- **WRITTEN INSTRUCTION 1**
Please write out the passage from the piece on local news advertising starting at "Ads that appear" and ending at "purchase intent (+6%).".

- **DOCUMENT**
┌──

Attention! Why brands shouldn’t underestimate the performance advantage of local news
Opinion
Research from Reach and PA Consulting finds that ads on local online news sites outperform those on social media, video, radio, or apps. Reach’s chief revenue officer examines the reasons.
The digital landscape can feel crowded and unpredictable, and most of the industry is trying to work out why attention keeps slipping through its fingers.
Every week brings a fresh tactic or another debate about what counts as meaningful engagement.
Platforms rise, fade, and reinvent themselves. But through all that churn, one thing stands out: people still want to read things they can trust. With AI-generated content and misinformation increasingly surrounding audiences, that instinct for credibility is stronger than ever – and it’s changing how people engage with advertising.
New research from Reach and PA Consulting looked at how this plays out for advertisers, and the results were striking.
Ads that appear on local online news sites consistently outperform those on social media, video, radio, or apps.
They make people feel more reassured (+41%), more trusting (+26%), and more connected (+26%). They also drive higher loyalty (+8%) and purchase intent (+6%).

└──

- **WRITTEN INSTRUCTION 2**
Substitute "Layer Viewer" for "Layer Player" in the Records listing, starting at its first line and ending at the line containing "switch-knob — [530, 855, 586, 911]", and give back only those lines with nothing else changed.

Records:
┌──

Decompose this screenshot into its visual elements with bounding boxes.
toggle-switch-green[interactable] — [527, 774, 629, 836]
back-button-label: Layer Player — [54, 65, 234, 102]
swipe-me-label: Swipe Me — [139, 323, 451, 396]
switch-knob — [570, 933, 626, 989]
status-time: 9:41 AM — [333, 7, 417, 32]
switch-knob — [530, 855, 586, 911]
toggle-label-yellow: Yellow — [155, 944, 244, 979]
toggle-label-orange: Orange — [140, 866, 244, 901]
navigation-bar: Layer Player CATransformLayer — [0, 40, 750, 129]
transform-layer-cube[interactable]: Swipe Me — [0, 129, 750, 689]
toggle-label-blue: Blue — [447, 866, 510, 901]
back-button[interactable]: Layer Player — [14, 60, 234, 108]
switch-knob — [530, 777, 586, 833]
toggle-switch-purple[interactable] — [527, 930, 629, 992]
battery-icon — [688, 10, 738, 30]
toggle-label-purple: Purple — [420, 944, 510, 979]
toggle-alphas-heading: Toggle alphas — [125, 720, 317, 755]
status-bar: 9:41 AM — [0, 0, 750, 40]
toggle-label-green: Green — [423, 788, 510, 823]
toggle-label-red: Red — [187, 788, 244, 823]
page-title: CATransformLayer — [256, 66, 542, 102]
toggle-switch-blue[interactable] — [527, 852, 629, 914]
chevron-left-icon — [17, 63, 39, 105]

└──

- **WORKED SOLUTION 1**
Ads that appear on local online news sites consistently outperform those on social media, video, radio, or apps.
They make people feel more reassured (+41%), more trusting (+26%), and more connected (+26%). They also drive higher loyalty (+8%) and purchase intent (+6%).

- **WORKED SOLUTION 2**
Decompose this screenshot into its visual elements with bounding boxes.
toggle-switch-green[interactable] — [527, 774, 629, 836]
back-button-label: Layer Viewer — [54, 65, 234, 102]
swipe-me-label: Swipe Me — [139, 323, 451, 396]
switch-knob — [570, 933, 626, 989]
status-time: 9:41 AM — [333, 7, 417, 32]
switch-knob — [530, 855, 586, 911]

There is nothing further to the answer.